__Your task__
Make an exact copy of the data below, leaving out every picture.

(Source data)
## START

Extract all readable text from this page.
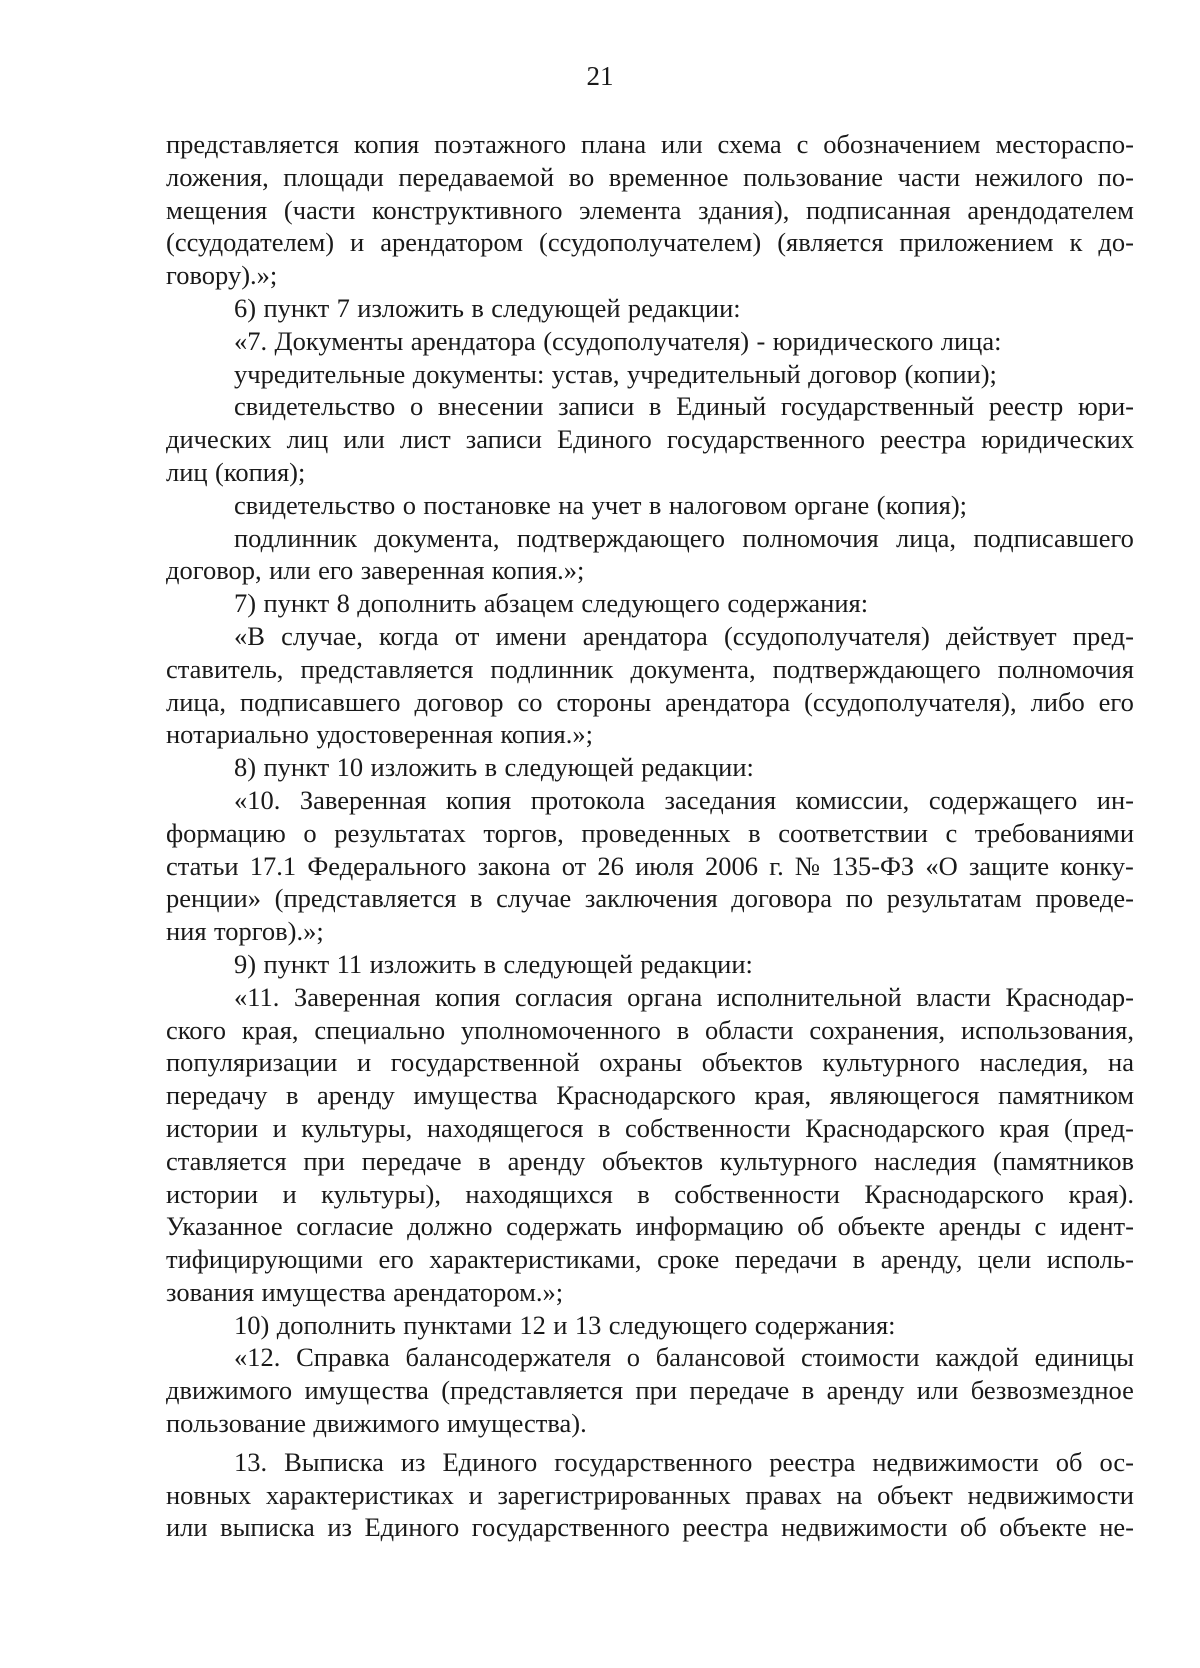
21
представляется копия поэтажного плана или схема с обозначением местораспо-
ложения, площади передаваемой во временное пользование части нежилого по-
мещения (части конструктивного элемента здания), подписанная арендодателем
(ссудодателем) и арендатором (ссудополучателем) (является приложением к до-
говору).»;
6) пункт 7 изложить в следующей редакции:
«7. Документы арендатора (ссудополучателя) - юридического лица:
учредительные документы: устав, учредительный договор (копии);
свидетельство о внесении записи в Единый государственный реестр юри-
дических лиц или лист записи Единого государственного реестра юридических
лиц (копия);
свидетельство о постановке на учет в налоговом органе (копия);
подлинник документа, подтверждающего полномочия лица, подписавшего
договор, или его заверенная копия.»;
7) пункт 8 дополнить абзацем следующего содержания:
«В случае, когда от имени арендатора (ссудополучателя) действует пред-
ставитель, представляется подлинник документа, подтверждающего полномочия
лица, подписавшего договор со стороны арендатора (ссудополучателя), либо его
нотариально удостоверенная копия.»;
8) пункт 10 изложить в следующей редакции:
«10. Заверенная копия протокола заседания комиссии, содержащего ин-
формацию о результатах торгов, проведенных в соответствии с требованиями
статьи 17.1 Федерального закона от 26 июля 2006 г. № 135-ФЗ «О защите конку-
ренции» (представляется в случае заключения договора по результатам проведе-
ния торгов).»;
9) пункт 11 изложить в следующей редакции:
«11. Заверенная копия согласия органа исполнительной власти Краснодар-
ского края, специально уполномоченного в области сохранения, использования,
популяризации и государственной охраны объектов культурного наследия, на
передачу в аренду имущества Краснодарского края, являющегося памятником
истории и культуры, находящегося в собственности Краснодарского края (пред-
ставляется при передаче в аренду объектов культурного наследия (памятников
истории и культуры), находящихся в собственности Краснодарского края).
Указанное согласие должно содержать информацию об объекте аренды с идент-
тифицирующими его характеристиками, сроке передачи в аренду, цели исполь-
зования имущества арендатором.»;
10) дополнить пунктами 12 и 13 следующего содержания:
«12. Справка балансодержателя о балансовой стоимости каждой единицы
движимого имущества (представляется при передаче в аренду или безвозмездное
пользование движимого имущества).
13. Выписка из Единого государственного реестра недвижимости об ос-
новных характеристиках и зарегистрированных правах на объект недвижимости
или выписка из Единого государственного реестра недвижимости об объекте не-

## END

__Exercise answer__
Extract all readable text from this page.
21
представляется копия поэтажного плана или схема с обозначением местораспо-
ложения, площади передаваемой во временное пользование части нежилого по-
мещения (части конструктивного элемента здания), подписанная арендодателем
(ссудодателем) и арендатором (ссудополучателем) (является приложением к до-
говору).»;
6) пункт 7 изложить в следующей редакции:
«7. Документы арендатора (ссудополучателя) - юридического лица:
учредительные документы: устав, учредительный договор (копии);
свидетельство о внесении записи в Единый государственный реестр юри-
дических лиц или лист записи Единого государственного реестра юридических
лиц (копия);
свидетельство о постановке на учет в налоговом органе (копия);
подлинник документа, подтверждающего полномочия лица, подписавшего
договор, или его заверенная копия.»;
7) пункт 8 дополнить абзацем следующего содержания:
«В случае, когда от имени арендатора (ссудополучателя) действует пред-
ставитель, представляется подлинник документа, подтверждающего полномочия
лица, подписавшего договор со стороны арендатора (ссудополучателя), либо его
нотариально удостоверенная копия.»;
8) пункт 10 изложить в следующей редакции:
«10. Заверенная копия протокола заседания комиссии, содержащего ин-
формацию о результатах торгов, проведенных в соответствии с требованиями
статьи 17.1 Федерального закона от 26 июля 2006 г. № 135-ФЗ «О защите конку-
ренции» (представляется в случае заключения договора по результатам проведе-
ния торгов).»;
9) пункт 11 изложить в следующей редакции:
«11. Заверенная копия согласия органа исполнительной власти Краснодар-
ского края, специально уполномоченного в области сохранения, использования,
популяризации и государственной охраны объектов культурного наследия, на
передачу в аренду имущества Краснодарского края, являющегося памятником
истории и культуры, находящегося в собственности Краснодарского края (пред-
ставляется при передаче в аренду объектов культурного наследия (памятников
истории и культуры), находящихся в собственности Краснодарского края).
Указанное согласие должно содержать информацию об объекте аренды с идент-
тифицирующими его характеристиками, сроке передачи в аренду, цели исполь-
зования имущества арендатором.»;
10) дополнить пунктами 12 и 13 следующего содержания:
«12. Справка балансодержателя о балансовой стоимости каждой единицы
движимого имущества (представляется при передаче в аренду или безвозмездное
пользование движимого имущества).
13. Выписка из Единого государственного реестра недвижимости об ос-
новных характеристиках и зарегистрированных правах на объект недвижимости
или выписка из Единого государственного реестра недвижимости об объекте не-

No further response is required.